Stated problem
All of the data below should be written out exactly.

Entries taken from a collection:

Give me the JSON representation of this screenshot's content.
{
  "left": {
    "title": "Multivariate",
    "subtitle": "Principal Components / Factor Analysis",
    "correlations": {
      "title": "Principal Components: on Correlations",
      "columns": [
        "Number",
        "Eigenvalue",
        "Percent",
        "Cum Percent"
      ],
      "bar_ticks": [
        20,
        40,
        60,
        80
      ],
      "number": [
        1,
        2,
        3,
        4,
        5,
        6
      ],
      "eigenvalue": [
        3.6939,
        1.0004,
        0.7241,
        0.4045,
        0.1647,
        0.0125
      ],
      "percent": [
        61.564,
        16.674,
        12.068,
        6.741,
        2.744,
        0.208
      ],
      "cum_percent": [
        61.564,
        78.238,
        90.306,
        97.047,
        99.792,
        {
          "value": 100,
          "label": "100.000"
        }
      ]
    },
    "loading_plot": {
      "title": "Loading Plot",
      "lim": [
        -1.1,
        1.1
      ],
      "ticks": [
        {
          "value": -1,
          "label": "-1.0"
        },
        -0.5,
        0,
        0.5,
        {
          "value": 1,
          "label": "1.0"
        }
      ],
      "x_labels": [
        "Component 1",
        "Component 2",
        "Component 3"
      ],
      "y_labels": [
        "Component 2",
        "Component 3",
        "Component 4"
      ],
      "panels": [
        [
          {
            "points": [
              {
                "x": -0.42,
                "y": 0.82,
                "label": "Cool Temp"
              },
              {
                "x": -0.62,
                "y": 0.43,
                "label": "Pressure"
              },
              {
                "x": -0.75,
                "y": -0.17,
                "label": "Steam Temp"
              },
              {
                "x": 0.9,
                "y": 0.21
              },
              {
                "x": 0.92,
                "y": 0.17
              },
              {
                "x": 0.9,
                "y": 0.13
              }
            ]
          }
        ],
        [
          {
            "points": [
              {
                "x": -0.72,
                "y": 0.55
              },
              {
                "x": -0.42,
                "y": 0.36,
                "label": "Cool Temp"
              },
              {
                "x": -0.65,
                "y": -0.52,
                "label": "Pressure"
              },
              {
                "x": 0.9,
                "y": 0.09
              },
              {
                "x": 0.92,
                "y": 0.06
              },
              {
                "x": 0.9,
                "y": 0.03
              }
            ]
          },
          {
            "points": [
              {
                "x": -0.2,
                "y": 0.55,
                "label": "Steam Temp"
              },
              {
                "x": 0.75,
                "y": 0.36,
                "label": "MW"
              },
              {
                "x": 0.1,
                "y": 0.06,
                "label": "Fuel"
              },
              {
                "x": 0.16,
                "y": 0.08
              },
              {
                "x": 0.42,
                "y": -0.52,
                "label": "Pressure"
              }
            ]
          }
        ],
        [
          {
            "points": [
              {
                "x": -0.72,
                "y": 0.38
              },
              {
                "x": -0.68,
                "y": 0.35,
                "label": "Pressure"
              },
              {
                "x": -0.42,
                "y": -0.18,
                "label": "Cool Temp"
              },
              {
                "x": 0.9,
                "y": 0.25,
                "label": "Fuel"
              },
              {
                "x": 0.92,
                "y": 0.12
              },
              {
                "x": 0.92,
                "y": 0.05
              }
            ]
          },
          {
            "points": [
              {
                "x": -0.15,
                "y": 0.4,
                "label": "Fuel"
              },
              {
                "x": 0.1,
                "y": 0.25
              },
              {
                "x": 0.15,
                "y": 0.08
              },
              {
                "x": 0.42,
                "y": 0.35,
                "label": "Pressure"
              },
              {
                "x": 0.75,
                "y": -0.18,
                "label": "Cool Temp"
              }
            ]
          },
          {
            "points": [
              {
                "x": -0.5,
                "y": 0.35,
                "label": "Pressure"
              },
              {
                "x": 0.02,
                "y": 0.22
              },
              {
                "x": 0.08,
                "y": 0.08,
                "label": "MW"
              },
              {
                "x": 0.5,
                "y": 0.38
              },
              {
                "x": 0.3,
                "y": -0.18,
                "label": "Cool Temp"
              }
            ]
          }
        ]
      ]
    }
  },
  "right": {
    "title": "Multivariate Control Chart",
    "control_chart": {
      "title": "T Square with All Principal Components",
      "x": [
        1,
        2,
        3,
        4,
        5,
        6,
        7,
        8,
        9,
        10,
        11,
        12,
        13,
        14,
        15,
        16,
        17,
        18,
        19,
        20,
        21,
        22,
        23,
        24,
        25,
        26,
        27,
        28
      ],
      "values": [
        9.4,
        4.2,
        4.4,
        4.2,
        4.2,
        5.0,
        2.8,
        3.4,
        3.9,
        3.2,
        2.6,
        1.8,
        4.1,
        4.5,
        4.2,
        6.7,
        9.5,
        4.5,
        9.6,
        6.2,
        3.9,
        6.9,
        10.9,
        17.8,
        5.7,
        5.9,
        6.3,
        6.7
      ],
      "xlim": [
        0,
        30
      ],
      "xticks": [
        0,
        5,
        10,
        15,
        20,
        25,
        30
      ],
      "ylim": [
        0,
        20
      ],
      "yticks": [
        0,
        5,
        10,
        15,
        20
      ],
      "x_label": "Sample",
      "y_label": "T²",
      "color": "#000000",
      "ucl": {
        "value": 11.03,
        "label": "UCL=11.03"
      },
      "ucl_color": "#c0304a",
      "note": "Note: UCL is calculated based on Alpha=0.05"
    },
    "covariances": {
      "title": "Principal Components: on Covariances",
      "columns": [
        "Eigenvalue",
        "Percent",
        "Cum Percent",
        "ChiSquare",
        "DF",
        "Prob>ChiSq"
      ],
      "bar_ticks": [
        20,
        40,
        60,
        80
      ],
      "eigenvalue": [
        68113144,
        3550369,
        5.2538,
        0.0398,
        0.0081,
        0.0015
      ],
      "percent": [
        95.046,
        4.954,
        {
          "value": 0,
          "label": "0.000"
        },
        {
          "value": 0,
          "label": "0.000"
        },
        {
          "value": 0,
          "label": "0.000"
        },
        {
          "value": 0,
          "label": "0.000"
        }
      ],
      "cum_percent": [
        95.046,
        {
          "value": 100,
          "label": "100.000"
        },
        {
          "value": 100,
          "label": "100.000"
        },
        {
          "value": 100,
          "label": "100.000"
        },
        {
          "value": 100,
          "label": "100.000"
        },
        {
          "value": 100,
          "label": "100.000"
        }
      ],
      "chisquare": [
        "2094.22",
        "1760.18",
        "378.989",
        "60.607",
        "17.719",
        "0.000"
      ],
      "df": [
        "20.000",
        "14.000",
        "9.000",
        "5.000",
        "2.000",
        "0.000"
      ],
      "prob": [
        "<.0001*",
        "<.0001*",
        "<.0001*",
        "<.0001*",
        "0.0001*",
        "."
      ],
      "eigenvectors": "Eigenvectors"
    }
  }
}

Output below
Give me the JSON representation of this screenshot's content.
{
  "left": {
    "title": "Multivariate",
    "subtitle": "Principal Components / Factor Analysis",
    "correlations": {
      "title": "Principal Components: on Correlations",
      "columns": [
        "Number",
        "Eigenvalue",
        "Percent",
        "Cum Percent"
      ],
      "bar_ticks": [
        20,
        40,
        60,
        80
      ],
      "number": [
        1,
        2,
        3,
        4,
        5,
        6
      ],
      "eigenvalue": [
        3.6939,
        1.0004,
        0.7241,
        0.4045,
        0.1647,
        0.0125
      ],
      "percent": [
        61.564,
        16.674,
        12.068,
        6.741,
        2.744,
        0.208
      ],
      "cum_percent": [
        61.564,
        78.238,
        90.306,
        97.047,
        99.792,
        {
          "value": 100,
          "label": "100.000"
        }
      ]
    },
    "loading_plot": {
      "title": "Loading Plot",
      "lim": [
        -1.1,
        1.1
      ],
      "ticks": [
        {
          "value": -1,
          "label": "-1.0"
        },
        -0.5,
        0,
        0.5,
        {
          "value": 1,
          "label": "1.0"
        }
      ],
      "x_labels": [
        "Component 1",
        "Component 2",
        "Component 3"
      ],
      "y_labels": [
        "Component 2",
        "Component 3",
        "Component 4"
      ],
      "panels": [
        [
          {
            "points": [
              {
                "x": -0.42,
                "y": 0.82,
                "label": "Cool Temp"
              },
              {
                "x": -0.62,
                "y": 0.43,
                "label": "Pressure"
              },
              {
                "x": -0.75,
                "y": -0.17,
                "label": "Steam Temp"
              },
              {
                "x": 0.9,
                "y": 0.21
              },
              {
                "x": 0.92,
                "y": 0.17
              },
              {
                "x": 0.9,
                "y": 0.13
              }
            ]
          }
        ],
        [
          {
            "points": [
              {
                "x": -0.72,
                "y": 0.55
              },
              {
                "x": -0.42,
                "y": 0.36,
                "label": "Cool Temp"
              },
              {
                "x": -0.65,
                "y": -0.52,
                "label": "Pressure"
              },
              {
                "x": 0.9,
                "y": 0.09
              },
              {
                "x": 0.92,
                "y": 0.06
              },
              {
                "x": 0.9,
                "y": 0.03
              }
            ]
          },
          {
            "points": [
              {
                "x": -0.2,
                "y": 0.55,
                "label": "Steam Temp"
              },
              {
                "x": 0.75,
                "y": 0.36,
                "label": "MW"
              },
              {
                "x": 0.1,
                "y": 0.06,
                "label": "Fuel"
              },
              {
                "x": 0.16,
                "y": 0.08
              },
              {
                "x": 0.42,
                "y": -0.52,
                "label": "Pressure"
              }
            ]
          }
        ],
        [
          {
            "points": [
              {
                "x": -0.72,
                "y": 0.38
              },
              {
                "x": -0.68,
                "y": 0.35,
                "label": "Pressure"
              },
              {
                "x": -0.42,
                "y": -0.18,
                "label": "Cool Temp"
              },
              {
                "x": 0.9,
                "y": 0.25,
                "label": "Fuel"
              },
              {
                "x": 0.92,
                "y": 0.12
              },
              {
                "x": 0.92,
                "y": 0.05
              }
            ]
          },
          {
            "points": [
              {
                "x": -0.15,
                "y": 0.4,
                "label": "Fuel"
              },
              {
                "x": 0.1,
                "y": 0.25
              },
              {
                "x": 0.15,
                "y": 0.08
              },
              {
                "x": 0.42,
                "y": 0.35,
                "label": "Pressure"
              },
              {
                "x": 0.75,
                "y": -0.18,
                "label": "Cool Temp"
              }
            ]
          },
          {
            "points": [
              {
                "x": -0.5,
                "y": 0.35,
                "label": "Pressure"
              },
              {
                "x": 0.02,
                "y": 0.22
              },
              {
                "x": 0.08,
                "y": 0.08,
                "label": "MW"
              },
              {
                "x": 0.5,
                "y": 0.38
              },
              {
                "x": 0.3,
                "y": -0.18,
                "label": "Cool Temp"
              }
            ]
          }
        ]
      ]
    }
  },
  "right": {
    "title": "Multivariate Control Chart",
    "control_chart": {
      "title": "T Square with All Principal Components",
      "x": [
        1,
        2,
        3,
        4,
        5,
        6,
        7,
        8,
        9,
        10,
        11,
        12,
        13,
        14,
        15,
        16,
        17,
        18,
        19,
        20,
        21,
        22,
        23,
        24,
        25,
        26,
        27,
        28
      ],
      "values": [
        9.4,
        4.2,
        4.4,
        4.2,
        4.2,
        5.0,
        2.8,
        3.4,
        3.9,
        3.2,
        2.6,
        1.8,
        4.1,
        4.5,
        4.2,
        6.7,
        9.5,
        4.5,
        9.6,
        6.2,
        3.9,
        6.9,
        10.9,
        17.8,
        5.7,
        5.9,
        6.3,
        6.7
      ],
      "xlim": [
        0,
        30
      ],
      "xticks": [
        0,
        5,
        10,
        15,
        20,
        25,
        30
      ],
      "ylim": [
        0,
        20
      ],
      "yticks": [
        0,
        5,
        10,
        15,
        20
      ],
      "x_label": "Sample",
      "y_label": "T²",
      "color": "#000000",
      "ucl": {
        "value": 11.03,
        "label": "UCL=11.03"
      },
      "ucl_color": "#c0304a",
      "note": "Note: UCL is calculated based on Alpha=0.05"
    },
    "covariances": {
      "title": "Principal Components: on Covariances",
      "columns": [
        "Eigenvalue",
        "Percent",
        "Cum Percent",
        "ChiSquare",
        "DF",
        "Prob>ChiSq"
      ],
      "bar_ticks": [
        20,
        40,
        60,
        80
      ],
      "eigenvalue": [
        68113144,
        3550369,
        5.2538,
        0.0398,
        0.0081,
        0.0015
      ],
      "percent": [
        95.046,
        4.954,
        {
          "value": 0,
          "label": "0.000"
        },
        {
          "value": 0,
          "label": "0.000"
        },
        {
          "value": 0,
          "label": "0.000"
        },
        {
          "value": 0,
          "label": "0.000"
        }
      ],
      "cum_percent": [
        95.046,
        {
          "value": 100,
          "label": "100.000"
        },
        {
          "value": 100,
          "label": "100.000"
        },
        {
          "value": 100,
          "label": "100.000"
        },
        {
          "value": 100,
          "label": "100.000"
        },
        {
          "value": 100,
          "label": "100.000"
        }
      ],
      "chisquare": [
        "2094.22",
        "1760.18",
        "378.989",
        "60.607",
        "17.719",
        "0.000"
      ],
      "df": [
        "20.000",
        "14.000",
        "9.000",
        "5.000",
        "2.000",
        "0.000"
      ],
      "prob": [
        "<.0001*",
        "<.0001*",
        "<.0001*",
        "<.0001*",
        "0.0001*",
        "."
      ],
      "eigenvectors": "Eigenvectors"
    }
  }
}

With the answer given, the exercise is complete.